● **GOAL**
Repeat each line of the material exactly.
*** DATA PROVIDED
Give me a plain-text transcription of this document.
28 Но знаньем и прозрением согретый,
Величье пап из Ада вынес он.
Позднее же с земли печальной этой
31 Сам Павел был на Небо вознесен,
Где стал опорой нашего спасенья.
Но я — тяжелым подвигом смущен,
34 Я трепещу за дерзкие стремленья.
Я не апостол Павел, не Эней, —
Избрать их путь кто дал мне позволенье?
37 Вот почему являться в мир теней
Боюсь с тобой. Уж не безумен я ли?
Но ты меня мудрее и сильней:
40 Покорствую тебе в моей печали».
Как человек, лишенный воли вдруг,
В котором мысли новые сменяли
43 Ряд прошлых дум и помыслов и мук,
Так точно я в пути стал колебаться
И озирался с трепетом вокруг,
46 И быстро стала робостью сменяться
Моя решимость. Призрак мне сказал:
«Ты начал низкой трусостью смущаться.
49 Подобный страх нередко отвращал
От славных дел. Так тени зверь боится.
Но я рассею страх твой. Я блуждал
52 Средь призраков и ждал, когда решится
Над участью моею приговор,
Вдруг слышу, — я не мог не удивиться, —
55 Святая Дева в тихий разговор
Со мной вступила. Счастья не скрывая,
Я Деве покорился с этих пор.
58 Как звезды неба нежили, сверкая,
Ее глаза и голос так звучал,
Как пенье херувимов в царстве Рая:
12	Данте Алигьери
******
● **WRITTEN SOLUTION**
Give me a plain-text transcription of this document.
28 Но знаньем и прозрением согретый,
Величье пап из Ада вынес он.
Позднее же с земли печальной этой
31 Сам Павел был на Небо вознесен,
Где стал опорой нашего спасенья.
Но я — тяжелым подвигом смущен,
34 Я трепещу за дерзкие стремленья.
Я не апостол Павел, не Эней, —
Избрать их путь кто дал мне позволенье?
37 Вот почему являться в мир теней
Боюсь с тобой. Уж не безумен я ли?
Но ты меня мудрее и сильней:
40 Покорствую тебе в моей печали».
Как человек, лишенный воли вдруг,
В котором мысли новые сменяли
43 Ряд прошлых дум и помыслов и мук,
Так точно я в пути стал колебаться
И озирался с трепетом вокруг,
46 И быстро стала робостью сменяться
Моя решимость. Призрак мне сказал:
«Ты начал низкой трусостью смущаться.
49 Подобный страх нередко отвращал
От славных дел. Так тени зверь боится.
Но я рассею страх твой. Я блуждал
52 Средь призраков и ждал, когда решится
Над участью моею приговор,
Вдруг слышу, — я не мог не удивиться, —
55 Святая Дева в тихий разговор
Со мной вступила. Счастья не скрывая,
Я Деве покорился с этих пор.
58 Как звезды неба нежили, сверкая,
Ее глаза и голос так звучал,
Как пенье херувимов в царстве Рая:
12	Данте Алигьери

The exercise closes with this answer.